What to do —
Records follow. Copy every line with "type".

The input —
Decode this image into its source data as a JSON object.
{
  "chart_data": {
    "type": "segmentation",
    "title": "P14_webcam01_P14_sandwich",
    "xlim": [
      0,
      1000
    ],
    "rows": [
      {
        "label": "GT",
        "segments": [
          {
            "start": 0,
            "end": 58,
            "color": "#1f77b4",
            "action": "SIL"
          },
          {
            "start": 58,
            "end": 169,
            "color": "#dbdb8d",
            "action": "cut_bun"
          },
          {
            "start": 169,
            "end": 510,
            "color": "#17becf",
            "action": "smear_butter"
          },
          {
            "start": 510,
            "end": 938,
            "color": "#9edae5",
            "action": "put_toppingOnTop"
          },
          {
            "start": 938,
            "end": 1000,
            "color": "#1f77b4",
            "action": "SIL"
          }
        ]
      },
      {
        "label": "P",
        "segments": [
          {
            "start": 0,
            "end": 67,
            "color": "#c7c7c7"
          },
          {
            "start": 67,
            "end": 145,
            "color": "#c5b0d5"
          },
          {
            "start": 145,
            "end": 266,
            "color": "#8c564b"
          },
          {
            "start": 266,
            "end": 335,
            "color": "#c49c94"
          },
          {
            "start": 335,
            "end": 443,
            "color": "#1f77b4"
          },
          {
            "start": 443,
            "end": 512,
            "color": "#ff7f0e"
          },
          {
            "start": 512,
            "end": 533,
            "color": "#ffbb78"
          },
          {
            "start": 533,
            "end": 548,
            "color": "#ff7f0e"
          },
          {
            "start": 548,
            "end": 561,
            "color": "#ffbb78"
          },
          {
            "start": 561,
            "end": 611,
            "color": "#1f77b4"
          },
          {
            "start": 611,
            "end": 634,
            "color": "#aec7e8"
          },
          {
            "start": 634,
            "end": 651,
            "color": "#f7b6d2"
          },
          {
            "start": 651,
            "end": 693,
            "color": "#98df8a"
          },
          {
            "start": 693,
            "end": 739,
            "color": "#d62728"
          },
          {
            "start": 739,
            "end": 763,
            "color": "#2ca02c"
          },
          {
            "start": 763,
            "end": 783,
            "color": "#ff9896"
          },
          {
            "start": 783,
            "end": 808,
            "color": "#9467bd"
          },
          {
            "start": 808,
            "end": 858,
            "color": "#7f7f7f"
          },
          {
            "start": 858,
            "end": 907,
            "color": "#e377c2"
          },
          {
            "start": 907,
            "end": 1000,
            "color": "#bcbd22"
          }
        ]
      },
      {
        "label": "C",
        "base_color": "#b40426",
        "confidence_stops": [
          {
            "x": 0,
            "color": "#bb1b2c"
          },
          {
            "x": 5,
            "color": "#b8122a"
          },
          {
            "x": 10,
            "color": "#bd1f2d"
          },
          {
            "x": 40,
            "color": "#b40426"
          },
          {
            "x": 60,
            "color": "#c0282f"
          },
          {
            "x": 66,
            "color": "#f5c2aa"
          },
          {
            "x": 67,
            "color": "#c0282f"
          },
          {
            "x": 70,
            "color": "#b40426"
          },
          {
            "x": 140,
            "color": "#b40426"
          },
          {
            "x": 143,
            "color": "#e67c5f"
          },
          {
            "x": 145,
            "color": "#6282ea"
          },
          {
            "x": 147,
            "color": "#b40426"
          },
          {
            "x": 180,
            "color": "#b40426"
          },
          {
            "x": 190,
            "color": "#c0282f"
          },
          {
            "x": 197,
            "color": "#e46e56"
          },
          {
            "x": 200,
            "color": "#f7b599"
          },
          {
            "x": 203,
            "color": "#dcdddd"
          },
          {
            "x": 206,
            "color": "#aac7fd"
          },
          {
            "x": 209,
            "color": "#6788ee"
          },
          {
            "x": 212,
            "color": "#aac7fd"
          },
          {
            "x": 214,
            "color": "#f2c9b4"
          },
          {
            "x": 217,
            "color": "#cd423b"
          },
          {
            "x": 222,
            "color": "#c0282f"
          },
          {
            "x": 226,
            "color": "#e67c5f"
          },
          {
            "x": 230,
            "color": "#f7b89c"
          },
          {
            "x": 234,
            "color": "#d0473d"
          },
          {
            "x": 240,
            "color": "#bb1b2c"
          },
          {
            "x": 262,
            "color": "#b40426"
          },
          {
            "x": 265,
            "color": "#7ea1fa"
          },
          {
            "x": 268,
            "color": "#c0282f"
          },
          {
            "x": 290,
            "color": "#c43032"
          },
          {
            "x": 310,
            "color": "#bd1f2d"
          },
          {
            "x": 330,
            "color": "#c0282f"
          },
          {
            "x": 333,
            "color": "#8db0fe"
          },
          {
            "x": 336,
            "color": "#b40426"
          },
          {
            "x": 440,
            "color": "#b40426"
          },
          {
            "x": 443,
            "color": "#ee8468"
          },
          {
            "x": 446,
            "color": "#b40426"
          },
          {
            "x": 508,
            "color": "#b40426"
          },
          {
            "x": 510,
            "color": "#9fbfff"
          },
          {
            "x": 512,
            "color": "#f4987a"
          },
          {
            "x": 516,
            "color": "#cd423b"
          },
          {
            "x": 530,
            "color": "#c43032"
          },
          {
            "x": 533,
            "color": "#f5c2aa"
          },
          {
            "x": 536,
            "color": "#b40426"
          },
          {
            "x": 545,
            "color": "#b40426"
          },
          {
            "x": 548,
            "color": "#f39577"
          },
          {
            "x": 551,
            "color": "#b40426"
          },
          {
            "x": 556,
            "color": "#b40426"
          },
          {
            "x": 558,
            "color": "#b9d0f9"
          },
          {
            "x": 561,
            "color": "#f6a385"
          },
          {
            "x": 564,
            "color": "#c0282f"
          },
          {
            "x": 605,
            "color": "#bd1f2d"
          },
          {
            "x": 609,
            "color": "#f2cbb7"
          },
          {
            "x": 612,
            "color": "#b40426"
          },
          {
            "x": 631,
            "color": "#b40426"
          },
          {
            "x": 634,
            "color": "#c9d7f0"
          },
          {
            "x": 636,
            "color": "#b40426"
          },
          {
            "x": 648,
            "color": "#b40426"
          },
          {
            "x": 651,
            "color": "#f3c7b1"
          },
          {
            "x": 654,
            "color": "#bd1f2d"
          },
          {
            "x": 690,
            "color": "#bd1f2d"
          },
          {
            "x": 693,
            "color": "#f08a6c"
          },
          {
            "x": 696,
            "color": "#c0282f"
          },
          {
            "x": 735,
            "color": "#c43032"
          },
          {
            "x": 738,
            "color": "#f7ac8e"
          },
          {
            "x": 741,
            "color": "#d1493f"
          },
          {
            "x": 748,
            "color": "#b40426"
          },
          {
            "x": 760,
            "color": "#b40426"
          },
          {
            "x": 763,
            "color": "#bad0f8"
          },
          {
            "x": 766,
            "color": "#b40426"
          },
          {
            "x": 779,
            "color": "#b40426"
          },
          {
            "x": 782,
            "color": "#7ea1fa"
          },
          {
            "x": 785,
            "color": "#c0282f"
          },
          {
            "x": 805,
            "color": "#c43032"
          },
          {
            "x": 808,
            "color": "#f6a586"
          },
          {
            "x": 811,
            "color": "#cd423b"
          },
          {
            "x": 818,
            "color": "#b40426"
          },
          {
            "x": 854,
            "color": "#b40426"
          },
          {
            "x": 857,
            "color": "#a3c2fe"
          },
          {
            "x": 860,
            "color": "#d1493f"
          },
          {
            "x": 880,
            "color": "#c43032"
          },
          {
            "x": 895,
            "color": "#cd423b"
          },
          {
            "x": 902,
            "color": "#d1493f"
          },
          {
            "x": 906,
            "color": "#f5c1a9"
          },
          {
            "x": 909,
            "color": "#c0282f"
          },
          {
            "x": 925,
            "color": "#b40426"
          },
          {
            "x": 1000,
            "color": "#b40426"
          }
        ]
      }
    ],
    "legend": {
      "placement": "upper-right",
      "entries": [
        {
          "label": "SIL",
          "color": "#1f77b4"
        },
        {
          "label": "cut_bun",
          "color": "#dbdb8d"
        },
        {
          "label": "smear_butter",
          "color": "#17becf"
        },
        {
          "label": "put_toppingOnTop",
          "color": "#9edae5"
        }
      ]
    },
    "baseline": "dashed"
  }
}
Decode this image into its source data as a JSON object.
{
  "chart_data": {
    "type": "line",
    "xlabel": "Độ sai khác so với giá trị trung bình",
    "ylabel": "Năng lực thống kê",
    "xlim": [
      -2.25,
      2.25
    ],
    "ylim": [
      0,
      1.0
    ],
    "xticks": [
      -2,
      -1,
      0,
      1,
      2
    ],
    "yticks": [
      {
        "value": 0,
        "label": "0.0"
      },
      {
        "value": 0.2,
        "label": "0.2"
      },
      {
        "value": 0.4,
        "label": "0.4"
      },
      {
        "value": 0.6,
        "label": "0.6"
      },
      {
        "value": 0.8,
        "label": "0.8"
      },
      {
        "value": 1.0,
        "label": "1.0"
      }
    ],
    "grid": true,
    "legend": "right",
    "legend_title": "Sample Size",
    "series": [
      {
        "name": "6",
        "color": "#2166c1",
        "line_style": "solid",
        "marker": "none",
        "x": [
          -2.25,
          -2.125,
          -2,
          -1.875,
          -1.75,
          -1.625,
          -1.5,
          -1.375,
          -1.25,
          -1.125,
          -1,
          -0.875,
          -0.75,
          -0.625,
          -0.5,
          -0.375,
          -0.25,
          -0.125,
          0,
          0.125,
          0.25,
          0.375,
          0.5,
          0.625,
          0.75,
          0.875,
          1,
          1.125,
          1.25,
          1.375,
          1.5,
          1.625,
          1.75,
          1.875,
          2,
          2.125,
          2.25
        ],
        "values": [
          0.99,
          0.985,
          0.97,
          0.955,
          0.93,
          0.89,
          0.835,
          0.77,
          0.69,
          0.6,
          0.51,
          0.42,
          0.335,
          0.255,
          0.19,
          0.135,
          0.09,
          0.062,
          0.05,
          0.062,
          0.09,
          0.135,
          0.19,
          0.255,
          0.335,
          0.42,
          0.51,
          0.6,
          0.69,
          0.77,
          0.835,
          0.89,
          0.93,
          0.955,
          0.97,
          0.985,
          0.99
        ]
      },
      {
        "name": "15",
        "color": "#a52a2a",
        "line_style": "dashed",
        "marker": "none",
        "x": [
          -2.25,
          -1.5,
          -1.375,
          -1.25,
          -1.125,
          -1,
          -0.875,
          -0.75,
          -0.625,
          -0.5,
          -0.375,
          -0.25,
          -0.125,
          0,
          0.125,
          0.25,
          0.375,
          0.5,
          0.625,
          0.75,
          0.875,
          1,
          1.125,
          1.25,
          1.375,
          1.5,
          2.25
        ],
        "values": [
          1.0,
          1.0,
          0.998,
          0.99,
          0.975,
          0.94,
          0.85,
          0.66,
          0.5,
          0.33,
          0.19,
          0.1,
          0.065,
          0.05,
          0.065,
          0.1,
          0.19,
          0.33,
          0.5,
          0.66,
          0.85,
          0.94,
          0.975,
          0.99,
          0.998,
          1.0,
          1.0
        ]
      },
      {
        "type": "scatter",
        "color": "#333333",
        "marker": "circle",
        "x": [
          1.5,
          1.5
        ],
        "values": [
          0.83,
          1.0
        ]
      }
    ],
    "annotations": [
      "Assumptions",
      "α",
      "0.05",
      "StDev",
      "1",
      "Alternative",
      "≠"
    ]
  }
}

Worked solution —
    "type": "segmentation",
    "type": "line",
        "type": "scatter",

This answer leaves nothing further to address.